AIM OF THE TASK:
Please retype the records below exactly as they appear, but leave out the pictures.

━━━━━ PROVIDED RECORDS

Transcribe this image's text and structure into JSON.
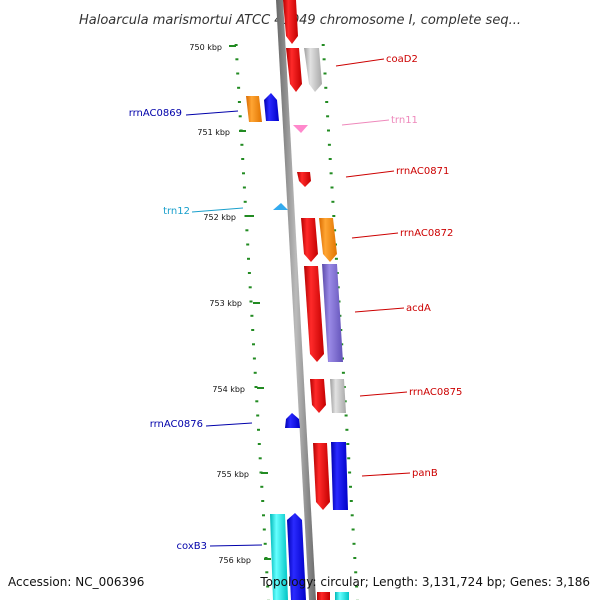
{
  "title": "Haloarcula marismortui ATCC 43049 chromosome I, complete seq...",
  "accession": "Accession: NC_006396",
  "topology": "Topology: circular; Length: 3,131,724 bp; Genes: 3,186",
  "kbp_labels": [
    "750 kbp",
    "751 kbp",
    "752 kbp",
    "753 kbp",
    "754 kbp",
    "755 kbp",
    "756 kbp"
  ],
  "genes": [
    {
      "label": "coaD2",
      "color": "#cc0000"
    },
    {
      "label": "rrnAC0869",
      "color": "#0000aa"
    },
    {
      "label": "trn11",
      "color": "#ee88bb"
    },
    {
      "label": "rrnAC0871",
      "color": "#cc0000"
    },
    {
      "label": "trn12",
      "color": "#1aa0cc"
    },
    {
      "label": "rrnAC0872",
      "color": "#cc0000"
    },
    {
      "label": "acdA",
      "color": "#cc0000"
    },
    {
      "label": "rrnAC0875",
      "color": "#cc0000"
    },
    {
      "label": "rrnAC0876",
      "color": "#0000aa"
    },
    {
      "label": "panB",
      "color": "#cc0000"
    },
    {
      "label": "coxB3",
      "color": "#0000aa"
    }
  ],
  "colors": {
    "red": "#e60000",
    "orange": "#ff8c00",
    "blue": "#0000ee",
    "gray": "#c0c0c0",
    "purple": "#7b68cc",
    "cyan": "#00e5e5",
    "pink": "#ff88cc",
    "lightblue": "#33aaee",
    "backbone": "#888888",
    "tick": "#228b22"
  }
}
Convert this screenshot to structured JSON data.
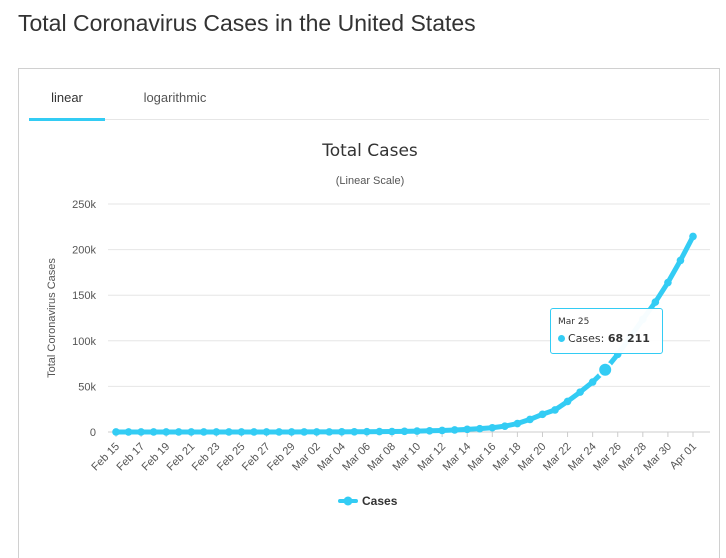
{
  "page": {
    "title": "Total Coronavirus Cases in the United States"
  },
  "tabs": [
    {
      "label": "linear",
      "active": true
    },
    {
      "label": "logarithmic",
      "active": false
    }
  ],
  "tooltip": {
    "date": "Mar 25",
    "series": "Cases",
    "value_text": "68 211"
  },
  "legend": {
    "label": "Cases"
  },
  "colors": {
    "series": "#33ccf4",
    "tab_active": "#33ccf4",
    "grid": "#e6e6e6"
  },
  "chart_data": {
    "type": "line",
    "title": "Total Cases",
    "subtitle": "(Linear Scale)",
    "ylabel": "Total Coronavirus Cases",
    "xlabel": "",
    "ylim": [
      0,
      250000
    ],
    "y_ticks": [
      0,
      50000,
      100000,
      150000,
      200000,
      250000
    ],
    "y_tick_labels": [
      "0",
      "50k",
      "100k",
      "150k",
      "200k",
      "250k"
    ],
    "grid": true,
    "legend_position": "bottom-center",
    "x_tick_labels": [
      "Feb 15",
      "Feb 17",
      "Feb 19",
      "Feb 21",
      "Feb 23",
      "Feb 25",
      "Feb 27",
      "Feb 29",
      "Mar 02",
      "Mar 04",
      "Mar 06",
      "Mar 08",
      "Mar 10",
      "Mar 12",
      "Mar 14",
      "Mar 16",
      "Mar 18",
      "Mar 20",
      "Mar 22",
      "Mar 24",
      "Mar 26",
      "Mar 28",
      "Mar 30",
      "Apr 01"
    ],
    "x": [
      "Feb 15",
      "Feb 16",
      "Feb 17",
      "Feb 18",
      "Feb 19",
      "Feb 20",
      "Feb 21",
      "Feb 22",
      "Feb 23",
      "Feb 24",
      "Feb 25",
      "Feb 26",
      "Feb 27",
      "Feb 28",
      "Feb 29",
      "Mar 01",
      "Mar 02",
      "Mar 03",
      "Mar 04",
      "Mar 05",
      "Mar 06",
      "Mar 07",
      "Mar 08",
      "Mar 09",
      "Mar 10",
      "Mar 11",
      "Mar 12",
      "Mar 13",
      "Mar 14",
      "Mar 15",
      "Mar 16",
      "Mar 17",
      "Mar 18",
      "Mar 19",
      "Mar 20",
      "Mar 21",
      "Mar 22",
      "Mar 23",
      "Mar 24",
      "Mar 25",
      "Mar 26",
      "Mar 27",
      "Mar 28",
      "Mar 29",
      "Mar 30",
      "Mar 31",
      "Apr 01"
    ],
    "series": [
      {
        "name": "Cases",
        "values": [
          15,
          15,
          15,
          15,
          15,
          15,
          15,
          35,
          35,
          53,
          57,
          60,
          60,
          62,
          68,
          75,
          100,
          124,
          158,
          221,
          319,
          435,
          541,
          704,
          994,
          1301,
          1697,
          2247,
          2943,
          3680,
          4663,
          6411,
          9259,
          13789,
          19383,
          24207,
          33566,
          43734,
          54821,
          68211,
          85228,
          104126,
          123578,
          142460,
          163886,
          188172,
          214461
        ]
      }
    ],
    "highlighted_point": {
      "x": "Mar 25",
      "y": 68211
    }
  }
}
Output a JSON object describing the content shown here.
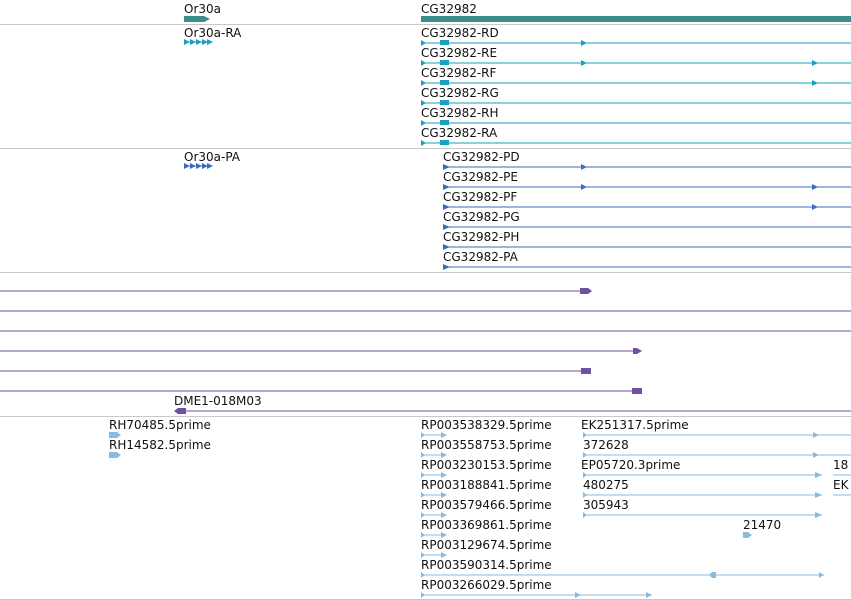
{
  "colors": {
    "gene": "#3b8c8c",
    "transcript": "#1aa0c0",
    "protein": "#3a6cc0",
    "alignment": "#7050a0",
    "est": "#88bbe0",
    "separator": "#c8c8c8"
  },
  "tracks": {
    "genes": {
      "features": [
        {
          "label": "Or30a"
        },
        {
          "label": "CG32982"
        }
      ]
    },
    "transcripts": {
      "features": [
        {
          "label": "Or30a-RA"
        },
        {
          "label": "CG32982-RD"
        },
        {
          "label": "CG32982-RE"
        },
        {
          "label": "CG32982-RF"
        },
        {
          "label": "CG32982-RG"
        },
        {
          "label": "CG32982-RH"
        },
        {
          "label": "CG32982-RA"
        }
      ]
    },
    "proteins": {
      "features": [
        {
          "label": "Or30a-PA"
        },
        {
          "label": "CG32982-PD"
        },
        {
          "label": "CG32982-PE"
        },
        {
          "label": "CG32982-PF"
        },
        {
          "label": "CG32982-PG"
        },
        {
          "label": "CG32982-PH"
        },
        {
          "label": "CG32982-PA"
        }
      ]
    },
    "alignments": {
      "features": [
        {
          "label": "DME1-018M03"
        }
      ]
    },
    "ests": {
      "features": [
        {
          "label": "RH70485.5prime"
        },
        {
          "label": "RH14582.5prime"
        },
        {
          "label": "RP003538329.5prime"
        },
        {
          "label": "RP003558753.5prime"
        },
        {
          "label": "RP003230153.5prime"
        },
        {
          "label": "RP003188841.5prime"
        },
        {
          "label": "RP003579466.5prime"
        },
        {
          "label": "RP003369861.5prime"
        },
        {
          "label": "RP003129674.5prime"
        },
        {
          "label": "RP003590314.5prime"
        },
        {
          "label": "RP003266029.5prime"
        },
        {
          "label": "EK251317.5prime"
        },
        {
          "label": "372628"
        },
        {
          "label": "EP05720.3prime"
        },
        {
          "label": "480275"
        },
        {
          "label": "305943"
        },
        {
          "label": "21470"
        },
        {
          "label": "18"
        },
        {
          "label": "EK"
        }
      ]
    }
  }
}
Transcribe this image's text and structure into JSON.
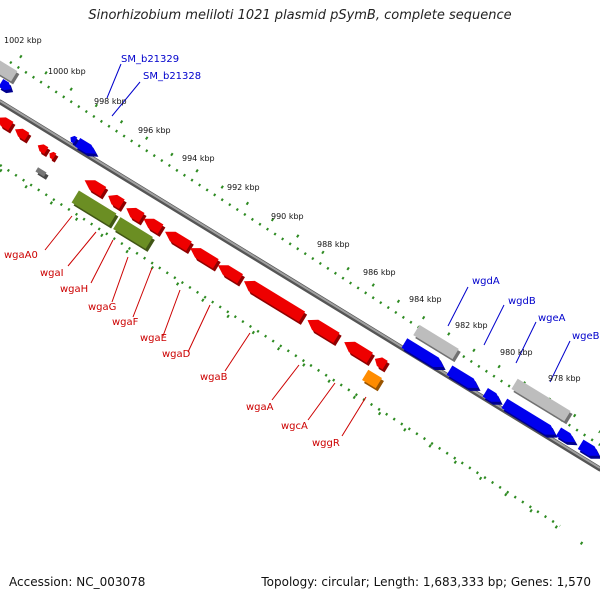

━━━━━━━━━━

ANSWER BELOW:
Transcribe this image's text and structure into JSON.
{
  "title": "Haloarcula marismortui ATCC 43049 chromosome I, complete seq...",
  "accession": "Accession: NC_006396",
  "topology": "Topology: circular; Length: 3,131,724 bp; Genes: 3,186",
  "kbp_labels": [
    "750 kbp",
    "751 kbp",
    "752 kbp",
    "753 kbp",
    "754 kbp",
    "755 kbp",
    "756 kbp"
  ],
  "genes": [
    {
      "label": "coaD2",
      "color": "#cc0000"
    },
    {
      "label": "rrnAC0869",
      "color": "#0000aa"
    },
    {
      "label": "trn11",
      "color": "#ee88bb"
    },
    {
      "label": "rrnAC0871",
      "color": "#cc0000"
    },
    {
      "label": "trn12",
      "color": "#1aa0cc"
    },
    {
      "label": "rrnAC0872",
      "color": "#cc0000"
    },
    {
      "label": "acdA",
      "color": "#cc0000"
    },
    {
      "label": "rrnAC0875",
      "color": "#cc0000"
    },
    {
      "label": "rrnAC0876",
      "color": "#0000aa"
    },
    {
      "label": "panB",
      "color": "#cc0000"
    },
    {
      "label": "coxB3",
      "color": "#0000aa"
    }
  ],
  "colors": {
    "red": "#e60000",
    "orange": "#ff8c00",
    "blue": "#0000ee",
    "gray": "#c0c0c0",
    "purple": "#7b68cc",
    "cyan": "#00e5e5",
    "pink": "#ff88cc",
    "lightblue": "#33aaee",
    "backbone": "#888888",
    "tick": "#228b22"
  }
}
Convert this screenshot to structured JSON data.
{
  "page": {
    "title": "Total Coronavirus Cases in the United States"
  },
  "tabs": [
    {
      "label": "linear",
      "active": true
    },
    {
      "label": "logarithmic",
      "active": false
    }
  ],
  "tooltip": {
    "date": "Mar 25",
    "series": "Cases",
    "value_text": "68 211"
  },
  "legend": {
    "label": "Cases"
  },
  "colors": {
    "series": "#33ccf4",
    "tab_active": "#33ccf4",
    "grid": "#e6e6e6"
  },
  "chart_data": {
    "type": "line",
    "title": "Total Cases",
    "subtitle": "(Linear Scale)",
    "ylabel": "Total Coronavirus Cases",
    "xlabel": "",
    "ylim": [
      0,
      250000
    ],
    "y_ticks": [
      0,
      50000,
      100000,
      150000,
      200000,
      250000
    ],
    "y_tick_labels": [
      "0",
      "50k",
      "100k",
      "150k",
      "200k",
      "250k"
    ],
    "grid": true,
    "legend_position": "bottom-center",
    "x_tick_labels": [
      "Feb 15",
      "Feb 17",
      "Feb 19",
      "Feb 21",
      "Feb 23",
      "Feb 25",
      "Feb 27",
      "Feb 29",
      "Mar 02",
      "Mar 04",
      "Mar 06",
      "Mar 08",
      "Mar 10",
      "Mar 12",
      "Mar 14",
      "Mar 16",
      "Mar 18",
      "Mar 20",
      "Mar 22",
      "Mar 24",
      "Mar 26",
      "Mar 28",
      "Mar 30",
      "Apr 01"
    ],
    "x": [
      "Feb 15",
      "Feb 16",
      "Feb 17",
      "Feb 18",
      "Feb 19",
      "Feb 20",
      "Feb 21",
      "Feb 22",
      "Feb 23",
      "Feb 24",
      "Feb 25",
      "Feb 26",
      "Feb 27",
      "Feb 28",
      "Feb 29",
      "Mar 01",
      "Mar 02",
      "Mar 03",
      "Mar 04",
      "Mar 05",
      "Mar 06",
      "Mar 07",
      "Mar 08",
      "Mar 09",
      "Mar 10",
      "Mar 11",
      "Mar 12",
      "Mar 13",
      "Mar 14",
      "Mar 15",
      "Mar 16",
      "Mar 17",
      "Mar 18",
      "Mar 19",
      "Mar 20",
      "Mar 21",
      "Mar 22",
      "Mar 23",
      "Mar 24",
      "Mar 25",
      "Mar 26",
      "Mar 27",
      "Mar 28",
      "Mar 29",
      "Mar 30",
      "Mar 31",
      "Apr 01"
    ],
    "series": [
      {
        "name": "Cases",
        "values": [
          15,
          15,
          15,
          15,
          15,
          15,
          15,
          35,
          35,
          53,
          57,
          60,
          60,
          62,
          68,
          75,
          100,
          124,
          158,
          221,
          319,
          435,
          541,
          704,
          994,
          1301,
          1697,
          2247,
          2943,
          3680,
          4663,
          6411,
          9259,
          13789,
          19383,
          24207,
          33566,
          43734,
          54821,
          68211,
          85228,
          104126,
          123578,
          142460,
          163886,
          188172,
          214461
        ]
      }
    ],
    "highlighted_point": {
      "x": "Mar 25",
      "y": 68211
    }
  }
}
Output a JSON object describing the content shown here.
{
  "colors": {
    "gene": "#3b8c8c",
    "transcript": "#1aa0c0",
    "protein": "#3a6cc0",
    "alignment": "#7050a0",
    "est": "#88bbe0",
    "separator": "#c8c8c8"
  },
  "tracks": {
    "genes": {
      "features": [
        {
          "label": "Or30a"
        },
        {
          "label": "CG32982"
        }
      ]
    },
    "transcripts": {
      "features": [
        {
          "label": "Or30a-RA"
        },
        {
          "label": "CG32982-RD"
        },
        {
          "label": "CG32982-RE"
        },
        {
          "label": "CG32982-RF"
        },
        {
          "label": "CG32982-RG"
        },
        {
          "label": "CG32982-RH"
        },
        {
          "label": "CG32982-RA"
        }
      ]
    },
    "proteins": {
      "features": [
        {
          "label": "Or30a-PA"
        },
        {
          "label": "CG32982-PD"
        },
        {
          "label": "CG32982-PE"
        },
        {
          "label": "CG32982-PF"
        },
        {
          "label": "CG32982-PG"
        },
        {
          "label": "CG32982-PH"
        },
        {
          "label": "CG32982-PA"
        }
      ]
    },
    "alignments": {
      "features": [
        {
          "label": "DME1-018M03"
        }
      ]
    },
    "ests": {
      "features": [
        {
          "label": "RH70485.5prime"
        },
        {
          "label": "RH14582.5prime"
        },
        {
          "label": "RP003538329.5prime"
        },
        {
          "label": "RP003558753.5prime"
        },
        {
          "label": "RP003230153.5prime"
        },
        {
          "label": "RP003188841.5prime"
        },
        {
          "label": "RP003579466.5prime"
        },
        {
          "label": "RP003369861.5prime"
        },
        {
          "label": "RP003129674.5prime"
        },
        {
          "label": "RP003590314.5prime"
        },
        {
          "label": "RP003266029.5prime"
        },
        {
          "label": "EK251317.5prime"
        },
        {
          "label": "372628"
        },
        {
          "label": "EP05720.3prime"
        },
        {
          "label": "480275"
        },
        {
          "label": "305943"
        },
        {
          "label": "21470"
        },
        {
          "label": "18"
        },
        {
          "label": "EK"
        }
      ]
    }
  }
}
Transcribe this image's text and structure into JSON.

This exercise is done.